# STORED DATA start
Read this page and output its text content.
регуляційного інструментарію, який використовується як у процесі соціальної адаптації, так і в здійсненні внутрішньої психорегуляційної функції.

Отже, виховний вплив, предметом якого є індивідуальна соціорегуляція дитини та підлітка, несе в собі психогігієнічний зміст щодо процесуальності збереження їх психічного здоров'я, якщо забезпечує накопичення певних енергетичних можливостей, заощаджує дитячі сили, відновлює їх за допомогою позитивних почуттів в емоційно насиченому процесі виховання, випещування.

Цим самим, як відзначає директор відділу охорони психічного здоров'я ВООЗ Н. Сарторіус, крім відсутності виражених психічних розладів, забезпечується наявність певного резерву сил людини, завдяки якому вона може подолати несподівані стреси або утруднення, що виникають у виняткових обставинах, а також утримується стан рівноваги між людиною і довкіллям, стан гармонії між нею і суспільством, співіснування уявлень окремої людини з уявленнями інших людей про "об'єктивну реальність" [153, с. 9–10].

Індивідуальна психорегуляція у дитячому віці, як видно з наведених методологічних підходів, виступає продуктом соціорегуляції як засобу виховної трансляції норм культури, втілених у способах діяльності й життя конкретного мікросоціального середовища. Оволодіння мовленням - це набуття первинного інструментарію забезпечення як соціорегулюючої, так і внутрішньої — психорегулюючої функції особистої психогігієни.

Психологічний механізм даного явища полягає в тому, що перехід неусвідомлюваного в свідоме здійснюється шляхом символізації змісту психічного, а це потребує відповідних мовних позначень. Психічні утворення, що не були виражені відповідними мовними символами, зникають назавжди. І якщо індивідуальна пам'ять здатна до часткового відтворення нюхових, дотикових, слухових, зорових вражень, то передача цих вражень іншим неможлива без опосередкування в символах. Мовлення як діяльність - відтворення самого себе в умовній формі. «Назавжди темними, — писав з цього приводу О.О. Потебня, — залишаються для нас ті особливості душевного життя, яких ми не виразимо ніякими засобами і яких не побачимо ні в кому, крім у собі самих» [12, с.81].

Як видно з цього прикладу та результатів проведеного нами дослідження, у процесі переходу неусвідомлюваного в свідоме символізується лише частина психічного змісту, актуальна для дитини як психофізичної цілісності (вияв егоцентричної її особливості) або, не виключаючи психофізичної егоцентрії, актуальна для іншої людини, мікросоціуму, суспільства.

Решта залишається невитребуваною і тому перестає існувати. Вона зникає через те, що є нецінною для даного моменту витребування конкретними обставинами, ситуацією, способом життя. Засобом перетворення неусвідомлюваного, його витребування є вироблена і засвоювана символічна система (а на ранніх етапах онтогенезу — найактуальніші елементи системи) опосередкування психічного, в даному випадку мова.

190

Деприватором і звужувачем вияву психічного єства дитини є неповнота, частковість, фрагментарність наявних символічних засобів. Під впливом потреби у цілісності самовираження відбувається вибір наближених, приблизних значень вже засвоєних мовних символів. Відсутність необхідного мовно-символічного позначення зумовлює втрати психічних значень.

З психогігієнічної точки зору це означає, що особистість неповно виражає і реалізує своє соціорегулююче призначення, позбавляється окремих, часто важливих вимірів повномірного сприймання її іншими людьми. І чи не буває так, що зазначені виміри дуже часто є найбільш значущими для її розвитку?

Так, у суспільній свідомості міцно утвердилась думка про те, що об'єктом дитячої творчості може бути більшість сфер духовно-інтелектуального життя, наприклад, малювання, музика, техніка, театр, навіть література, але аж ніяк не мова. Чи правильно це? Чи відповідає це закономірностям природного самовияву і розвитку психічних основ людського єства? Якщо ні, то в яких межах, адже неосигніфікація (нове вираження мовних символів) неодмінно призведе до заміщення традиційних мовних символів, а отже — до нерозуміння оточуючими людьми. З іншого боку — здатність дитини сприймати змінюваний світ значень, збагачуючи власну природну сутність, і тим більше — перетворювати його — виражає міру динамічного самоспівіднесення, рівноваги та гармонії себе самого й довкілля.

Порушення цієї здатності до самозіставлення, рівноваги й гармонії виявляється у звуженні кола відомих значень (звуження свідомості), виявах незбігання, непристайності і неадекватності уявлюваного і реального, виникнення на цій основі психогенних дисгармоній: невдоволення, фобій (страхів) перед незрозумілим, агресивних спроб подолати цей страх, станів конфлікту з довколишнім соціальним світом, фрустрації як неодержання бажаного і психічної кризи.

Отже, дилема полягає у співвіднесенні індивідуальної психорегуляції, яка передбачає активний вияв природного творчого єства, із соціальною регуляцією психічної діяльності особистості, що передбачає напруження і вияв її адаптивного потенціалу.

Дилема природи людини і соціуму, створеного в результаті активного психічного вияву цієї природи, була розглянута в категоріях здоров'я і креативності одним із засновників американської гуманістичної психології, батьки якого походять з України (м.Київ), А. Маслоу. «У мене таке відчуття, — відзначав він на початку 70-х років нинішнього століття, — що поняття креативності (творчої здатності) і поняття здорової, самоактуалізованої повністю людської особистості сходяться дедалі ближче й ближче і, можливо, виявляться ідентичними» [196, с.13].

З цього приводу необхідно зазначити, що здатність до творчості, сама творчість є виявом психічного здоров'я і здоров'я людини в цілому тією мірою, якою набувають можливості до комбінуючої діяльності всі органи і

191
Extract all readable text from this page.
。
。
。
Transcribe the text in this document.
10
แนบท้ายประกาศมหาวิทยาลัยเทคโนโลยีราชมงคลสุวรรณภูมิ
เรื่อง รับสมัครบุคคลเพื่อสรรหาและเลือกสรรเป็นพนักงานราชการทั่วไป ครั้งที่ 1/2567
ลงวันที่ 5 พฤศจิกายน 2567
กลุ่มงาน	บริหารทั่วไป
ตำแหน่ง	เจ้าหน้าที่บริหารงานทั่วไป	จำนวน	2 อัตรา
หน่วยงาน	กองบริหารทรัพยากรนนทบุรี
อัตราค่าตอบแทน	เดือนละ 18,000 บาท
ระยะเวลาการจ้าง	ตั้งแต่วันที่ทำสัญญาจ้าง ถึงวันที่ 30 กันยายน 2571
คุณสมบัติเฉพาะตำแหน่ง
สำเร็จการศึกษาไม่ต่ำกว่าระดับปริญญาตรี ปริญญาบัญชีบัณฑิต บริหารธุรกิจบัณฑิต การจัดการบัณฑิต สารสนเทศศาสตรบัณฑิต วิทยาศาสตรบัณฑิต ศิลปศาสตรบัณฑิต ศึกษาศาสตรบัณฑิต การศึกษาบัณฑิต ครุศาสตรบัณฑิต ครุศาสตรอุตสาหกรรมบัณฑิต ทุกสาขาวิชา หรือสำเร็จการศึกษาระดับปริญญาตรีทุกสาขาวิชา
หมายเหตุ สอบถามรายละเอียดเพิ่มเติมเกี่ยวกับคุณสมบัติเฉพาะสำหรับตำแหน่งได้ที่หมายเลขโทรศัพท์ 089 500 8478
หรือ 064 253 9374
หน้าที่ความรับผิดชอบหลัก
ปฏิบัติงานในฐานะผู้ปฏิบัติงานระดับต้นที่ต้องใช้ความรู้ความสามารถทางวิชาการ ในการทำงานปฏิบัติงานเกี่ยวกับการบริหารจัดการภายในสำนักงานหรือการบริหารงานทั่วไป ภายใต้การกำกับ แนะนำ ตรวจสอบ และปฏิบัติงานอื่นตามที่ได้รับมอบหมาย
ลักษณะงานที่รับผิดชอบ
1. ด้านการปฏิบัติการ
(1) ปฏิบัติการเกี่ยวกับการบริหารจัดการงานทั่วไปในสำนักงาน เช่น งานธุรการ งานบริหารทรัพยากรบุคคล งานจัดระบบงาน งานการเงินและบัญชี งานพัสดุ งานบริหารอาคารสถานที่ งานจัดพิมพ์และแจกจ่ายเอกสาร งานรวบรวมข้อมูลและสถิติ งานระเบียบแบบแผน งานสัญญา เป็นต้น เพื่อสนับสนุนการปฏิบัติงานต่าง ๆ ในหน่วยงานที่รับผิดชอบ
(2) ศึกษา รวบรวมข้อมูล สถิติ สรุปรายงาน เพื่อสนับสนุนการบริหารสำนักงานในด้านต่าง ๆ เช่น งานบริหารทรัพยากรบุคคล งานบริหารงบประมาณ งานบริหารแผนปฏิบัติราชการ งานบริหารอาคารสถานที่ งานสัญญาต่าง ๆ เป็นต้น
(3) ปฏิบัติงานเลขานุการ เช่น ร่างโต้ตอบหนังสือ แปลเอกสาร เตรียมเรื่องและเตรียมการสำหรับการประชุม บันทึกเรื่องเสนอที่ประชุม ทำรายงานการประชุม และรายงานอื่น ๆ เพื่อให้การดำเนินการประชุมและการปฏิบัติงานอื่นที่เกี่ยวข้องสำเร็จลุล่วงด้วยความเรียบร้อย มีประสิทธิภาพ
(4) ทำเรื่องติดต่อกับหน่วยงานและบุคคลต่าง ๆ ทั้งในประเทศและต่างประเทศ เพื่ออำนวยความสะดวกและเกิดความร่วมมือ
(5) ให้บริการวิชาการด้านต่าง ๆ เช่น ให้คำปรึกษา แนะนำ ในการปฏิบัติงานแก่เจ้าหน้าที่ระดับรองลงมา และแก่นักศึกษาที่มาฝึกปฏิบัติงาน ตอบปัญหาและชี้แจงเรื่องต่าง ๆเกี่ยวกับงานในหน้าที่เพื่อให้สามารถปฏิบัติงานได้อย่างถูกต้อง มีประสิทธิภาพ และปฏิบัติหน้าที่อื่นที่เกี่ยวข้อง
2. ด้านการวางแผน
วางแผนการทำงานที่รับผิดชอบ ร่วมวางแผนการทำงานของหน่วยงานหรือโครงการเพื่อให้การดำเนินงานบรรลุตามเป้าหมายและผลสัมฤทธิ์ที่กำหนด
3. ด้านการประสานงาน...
# STORED DATA end
Report how many lines include the word "інструментарію". Give nothing but the number.

> TASK RESPONSE
2